* [EXERCISE GOAL] Reproduce all of the data exactly, with no line skipped.

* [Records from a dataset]
┌──

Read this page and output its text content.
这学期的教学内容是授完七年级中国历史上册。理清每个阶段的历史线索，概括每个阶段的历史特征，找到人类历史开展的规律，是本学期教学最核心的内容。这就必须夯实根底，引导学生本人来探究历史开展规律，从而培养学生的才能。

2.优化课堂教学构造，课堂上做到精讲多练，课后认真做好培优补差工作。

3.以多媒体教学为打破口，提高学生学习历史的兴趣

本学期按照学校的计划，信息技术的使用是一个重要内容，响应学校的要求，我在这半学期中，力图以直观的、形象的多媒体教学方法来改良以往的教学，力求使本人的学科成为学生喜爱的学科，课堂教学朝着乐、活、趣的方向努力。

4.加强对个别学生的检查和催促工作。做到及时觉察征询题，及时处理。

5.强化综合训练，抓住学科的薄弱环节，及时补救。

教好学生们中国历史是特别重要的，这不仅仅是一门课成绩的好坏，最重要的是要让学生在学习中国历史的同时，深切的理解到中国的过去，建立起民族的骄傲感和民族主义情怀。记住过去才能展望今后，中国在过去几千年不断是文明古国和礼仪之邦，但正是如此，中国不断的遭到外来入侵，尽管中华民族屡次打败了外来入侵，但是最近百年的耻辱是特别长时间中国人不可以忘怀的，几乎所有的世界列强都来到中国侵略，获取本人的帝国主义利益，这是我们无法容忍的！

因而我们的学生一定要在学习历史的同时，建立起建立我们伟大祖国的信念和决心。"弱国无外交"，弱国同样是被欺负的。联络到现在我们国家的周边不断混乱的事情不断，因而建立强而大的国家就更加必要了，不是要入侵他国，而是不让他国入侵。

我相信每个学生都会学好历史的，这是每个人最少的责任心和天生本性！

└──

* [CORRECT RESULT]
Read this page and output its text content.
这学期的教学内容是授完七年级中国历史上册。理清每个阶段的历史线索，概括每个阶段的历史特征，找到人类历史开展的规律，是本学期教学最核心的内容。这就必须夯实根底，引导学生本人来探究历史开展规律，从而培养学生的才能。

2.优化课堂教学构造，课堂上做到精讲多练，课后认真做好培优补差工作。

3.以多媒体教学为打破口，提高学生学习历史的兴趣

本学期按照学校的计划，信息技术的使用是一个重要内容，响应学校的要求，我在这半学期中，力图以直观的、形象的多媒体教学方法来改良以往的教学，力求使本人的学科成为学生喜爱的学科，课堂教学朝着乐、活、趣的方向努力。

4.加强对个别学生的检查和催促工作。做到及时觉察征询题，及时处理。

5.强化综合训练，抓住学科的薄弱环节，及时补救。

教好学生们中国历史是特别重要的，这不仅仅是一门课成绩的好坏，最重要的是要让学生在学习中国历史的同时，深切的理解到中国的过去，建立起民族的骄傲感和民族主义情怀。记住过去才能展望今后，中国在过去几千年不断是文明古国和礼仪之邦，但正是如此，中国不断的遭到外来入侵，尽管中华民族屡次打败了外来入侵，但是最近百年的耻辱是特别长时间中国人不可以忘怀的，几乎所有的世界列强都来到中国侵略，获取本人的帝国主义利益，这是我们无法容忍的！

因而我们的学生一定要在学习历史的同时，建立起建立我们伟大祖国的信念和决心。"弱国无外交"，弱国同样是被欺负的。联络到现在我们国家的周边不断混乱的事情不断，因而建立强而大的国家就更加必要了，不是要入侵他国，而是不让他国入侵。

我相信每个学生都会学好历史的，这是每个人最少的责任心和天生本性！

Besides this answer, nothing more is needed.